= AIM =
Gather every line in the records below that contains the word "page".

Extracted data entries:
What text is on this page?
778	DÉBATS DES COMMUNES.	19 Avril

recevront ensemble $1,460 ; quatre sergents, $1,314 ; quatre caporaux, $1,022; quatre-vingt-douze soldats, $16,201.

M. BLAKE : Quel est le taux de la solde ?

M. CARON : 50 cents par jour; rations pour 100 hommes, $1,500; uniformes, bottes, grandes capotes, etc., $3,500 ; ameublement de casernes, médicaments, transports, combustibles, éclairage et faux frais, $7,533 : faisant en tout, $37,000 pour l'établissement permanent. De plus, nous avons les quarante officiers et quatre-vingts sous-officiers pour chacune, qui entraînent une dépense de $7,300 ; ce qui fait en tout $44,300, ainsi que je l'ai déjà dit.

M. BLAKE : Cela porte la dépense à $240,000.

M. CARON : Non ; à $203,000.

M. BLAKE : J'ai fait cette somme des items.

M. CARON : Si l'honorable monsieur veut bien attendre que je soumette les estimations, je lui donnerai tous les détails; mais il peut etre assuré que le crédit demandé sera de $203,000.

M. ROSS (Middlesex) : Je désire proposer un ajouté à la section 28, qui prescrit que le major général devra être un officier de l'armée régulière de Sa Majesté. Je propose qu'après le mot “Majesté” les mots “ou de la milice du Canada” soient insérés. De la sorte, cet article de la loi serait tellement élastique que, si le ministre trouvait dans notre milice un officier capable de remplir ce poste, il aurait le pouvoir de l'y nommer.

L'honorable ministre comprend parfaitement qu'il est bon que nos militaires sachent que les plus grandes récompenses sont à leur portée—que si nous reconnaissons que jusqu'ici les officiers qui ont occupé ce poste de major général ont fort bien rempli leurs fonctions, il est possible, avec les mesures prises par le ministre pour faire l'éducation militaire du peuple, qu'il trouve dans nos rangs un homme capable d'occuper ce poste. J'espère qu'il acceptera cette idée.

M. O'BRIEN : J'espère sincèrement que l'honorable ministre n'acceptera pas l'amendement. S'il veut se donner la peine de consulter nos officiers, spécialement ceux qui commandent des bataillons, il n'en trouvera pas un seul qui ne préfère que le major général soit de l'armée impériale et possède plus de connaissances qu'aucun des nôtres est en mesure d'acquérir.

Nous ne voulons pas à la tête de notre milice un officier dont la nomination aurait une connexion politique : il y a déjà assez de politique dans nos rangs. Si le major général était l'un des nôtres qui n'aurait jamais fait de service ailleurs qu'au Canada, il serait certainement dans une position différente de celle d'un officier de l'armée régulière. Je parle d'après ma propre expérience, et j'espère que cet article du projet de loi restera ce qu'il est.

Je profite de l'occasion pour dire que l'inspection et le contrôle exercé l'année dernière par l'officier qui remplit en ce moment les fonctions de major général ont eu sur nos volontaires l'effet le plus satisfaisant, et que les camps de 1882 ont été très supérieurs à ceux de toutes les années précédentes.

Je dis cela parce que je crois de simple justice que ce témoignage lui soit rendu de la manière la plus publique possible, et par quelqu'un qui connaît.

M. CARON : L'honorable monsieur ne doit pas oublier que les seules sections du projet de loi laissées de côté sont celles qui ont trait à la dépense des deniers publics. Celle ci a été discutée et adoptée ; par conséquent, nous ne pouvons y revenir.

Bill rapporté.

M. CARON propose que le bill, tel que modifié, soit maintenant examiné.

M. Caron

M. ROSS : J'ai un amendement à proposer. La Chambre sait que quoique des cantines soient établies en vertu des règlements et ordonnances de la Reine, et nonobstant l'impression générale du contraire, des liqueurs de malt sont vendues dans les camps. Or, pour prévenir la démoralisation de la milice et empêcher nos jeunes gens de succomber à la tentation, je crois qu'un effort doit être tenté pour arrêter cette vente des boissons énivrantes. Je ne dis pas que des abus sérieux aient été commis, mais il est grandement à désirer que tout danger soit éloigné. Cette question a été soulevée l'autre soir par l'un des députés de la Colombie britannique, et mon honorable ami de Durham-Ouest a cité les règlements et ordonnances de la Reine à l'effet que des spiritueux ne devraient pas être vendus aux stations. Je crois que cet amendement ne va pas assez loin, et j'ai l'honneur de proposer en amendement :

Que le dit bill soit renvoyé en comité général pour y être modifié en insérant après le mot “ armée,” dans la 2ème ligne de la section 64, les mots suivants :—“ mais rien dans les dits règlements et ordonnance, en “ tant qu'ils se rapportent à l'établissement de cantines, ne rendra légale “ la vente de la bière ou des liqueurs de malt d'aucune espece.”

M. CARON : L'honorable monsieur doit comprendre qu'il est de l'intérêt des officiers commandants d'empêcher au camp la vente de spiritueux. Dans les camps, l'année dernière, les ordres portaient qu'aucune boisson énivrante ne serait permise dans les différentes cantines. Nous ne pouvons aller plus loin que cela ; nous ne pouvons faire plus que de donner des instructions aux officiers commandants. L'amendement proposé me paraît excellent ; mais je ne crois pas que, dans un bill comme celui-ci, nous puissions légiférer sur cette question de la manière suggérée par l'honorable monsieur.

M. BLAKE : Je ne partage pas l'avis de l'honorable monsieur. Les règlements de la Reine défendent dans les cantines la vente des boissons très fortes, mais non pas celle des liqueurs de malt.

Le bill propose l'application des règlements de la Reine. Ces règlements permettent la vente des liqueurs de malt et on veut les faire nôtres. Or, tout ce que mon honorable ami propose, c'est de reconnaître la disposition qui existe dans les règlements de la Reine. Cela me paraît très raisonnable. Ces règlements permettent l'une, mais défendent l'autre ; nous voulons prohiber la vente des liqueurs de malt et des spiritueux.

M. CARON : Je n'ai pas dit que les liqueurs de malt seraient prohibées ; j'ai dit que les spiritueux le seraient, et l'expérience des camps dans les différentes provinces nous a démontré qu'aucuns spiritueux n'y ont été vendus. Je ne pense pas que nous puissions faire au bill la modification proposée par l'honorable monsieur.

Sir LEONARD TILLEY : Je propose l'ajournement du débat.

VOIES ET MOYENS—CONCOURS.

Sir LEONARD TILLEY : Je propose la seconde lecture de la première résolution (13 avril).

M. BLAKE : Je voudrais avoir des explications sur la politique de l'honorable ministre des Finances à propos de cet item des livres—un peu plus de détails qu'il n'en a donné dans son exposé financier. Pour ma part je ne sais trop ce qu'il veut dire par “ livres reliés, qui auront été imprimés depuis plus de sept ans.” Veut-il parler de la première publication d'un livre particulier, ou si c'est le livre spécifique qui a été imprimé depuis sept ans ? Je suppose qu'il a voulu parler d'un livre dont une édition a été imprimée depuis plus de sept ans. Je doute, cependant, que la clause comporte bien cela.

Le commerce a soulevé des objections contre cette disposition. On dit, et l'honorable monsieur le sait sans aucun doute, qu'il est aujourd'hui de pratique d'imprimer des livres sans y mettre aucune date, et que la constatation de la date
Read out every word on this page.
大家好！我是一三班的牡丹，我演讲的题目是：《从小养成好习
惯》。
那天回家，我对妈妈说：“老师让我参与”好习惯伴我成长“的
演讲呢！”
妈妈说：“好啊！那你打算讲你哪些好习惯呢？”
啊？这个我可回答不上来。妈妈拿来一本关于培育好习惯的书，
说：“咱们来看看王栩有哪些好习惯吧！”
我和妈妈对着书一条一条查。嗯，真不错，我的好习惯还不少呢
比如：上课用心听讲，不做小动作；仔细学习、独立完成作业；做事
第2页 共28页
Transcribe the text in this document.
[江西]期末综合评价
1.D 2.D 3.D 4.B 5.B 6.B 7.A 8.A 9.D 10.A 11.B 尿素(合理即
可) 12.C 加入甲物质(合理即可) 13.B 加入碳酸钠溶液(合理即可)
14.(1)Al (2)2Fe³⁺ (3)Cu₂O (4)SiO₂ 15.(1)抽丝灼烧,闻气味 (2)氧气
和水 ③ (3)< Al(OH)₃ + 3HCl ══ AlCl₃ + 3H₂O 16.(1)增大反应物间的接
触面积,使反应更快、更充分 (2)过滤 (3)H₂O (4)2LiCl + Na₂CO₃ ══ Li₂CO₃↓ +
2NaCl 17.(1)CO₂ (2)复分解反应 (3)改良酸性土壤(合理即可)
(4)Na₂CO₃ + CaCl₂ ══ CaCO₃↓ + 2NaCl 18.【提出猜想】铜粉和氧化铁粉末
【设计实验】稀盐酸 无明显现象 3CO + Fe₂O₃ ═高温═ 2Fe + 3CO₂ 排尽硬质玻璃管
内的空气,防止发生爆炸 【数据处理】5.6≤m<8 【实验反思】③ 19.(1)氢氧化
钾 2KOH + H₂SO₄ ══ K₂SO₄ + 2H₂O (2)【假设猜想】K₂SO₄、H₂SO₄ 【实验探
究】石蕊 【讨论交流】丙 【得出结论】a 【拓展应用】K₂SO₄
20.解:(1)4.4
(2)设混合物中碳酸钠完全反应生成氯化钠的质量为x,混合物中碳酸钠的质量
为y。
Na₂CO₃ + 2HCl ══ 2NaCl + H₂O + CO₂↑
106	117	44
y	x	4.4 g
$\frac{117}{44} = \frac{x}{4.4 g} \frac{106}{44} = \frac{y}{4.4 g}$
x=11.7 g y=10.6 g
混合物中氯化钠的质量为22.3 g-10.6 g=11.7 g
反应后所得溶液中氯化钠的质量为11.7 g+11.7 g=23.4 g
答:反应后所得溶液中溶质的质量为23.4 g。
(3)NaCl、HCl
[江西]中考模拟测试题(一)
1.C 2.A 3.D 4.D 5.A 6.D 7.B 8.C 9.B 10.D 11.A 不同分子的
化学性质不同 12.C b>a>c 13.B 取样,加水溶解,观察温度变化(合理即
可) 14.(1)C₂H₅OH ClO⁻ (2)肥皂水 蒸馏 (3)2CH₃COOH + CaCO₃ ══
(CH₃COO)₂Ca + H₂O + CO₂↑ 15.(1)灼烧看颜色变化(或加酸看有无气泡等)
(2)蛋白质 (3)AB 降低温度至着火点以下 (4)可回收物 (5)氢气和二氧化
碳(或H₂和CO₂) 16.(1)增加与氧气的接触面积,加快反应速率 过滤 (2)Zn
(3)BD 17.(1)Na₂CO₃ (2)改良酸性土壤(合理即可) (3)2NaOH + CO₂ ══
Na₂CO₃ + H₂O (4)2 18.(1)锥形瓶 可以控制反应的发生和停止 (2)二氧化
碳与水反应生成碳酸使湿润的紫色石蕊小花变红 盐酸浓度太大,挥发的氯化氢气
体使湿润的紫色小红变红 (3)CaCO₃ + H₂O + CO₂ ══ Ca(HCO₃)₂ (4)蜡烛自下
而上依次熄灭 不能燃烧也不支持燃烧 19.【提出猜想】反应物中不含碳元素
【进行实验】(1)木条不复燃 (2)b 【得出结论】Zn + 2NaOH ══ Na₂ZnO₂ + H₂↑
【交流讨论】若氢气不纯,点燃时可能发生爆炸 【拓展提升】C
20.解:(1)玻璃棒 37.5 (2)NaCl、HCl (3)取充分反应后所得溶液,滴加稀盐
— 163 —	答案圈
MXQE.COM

= RESPONSE BELOW =
What text is on this page?
Read out every word on this page.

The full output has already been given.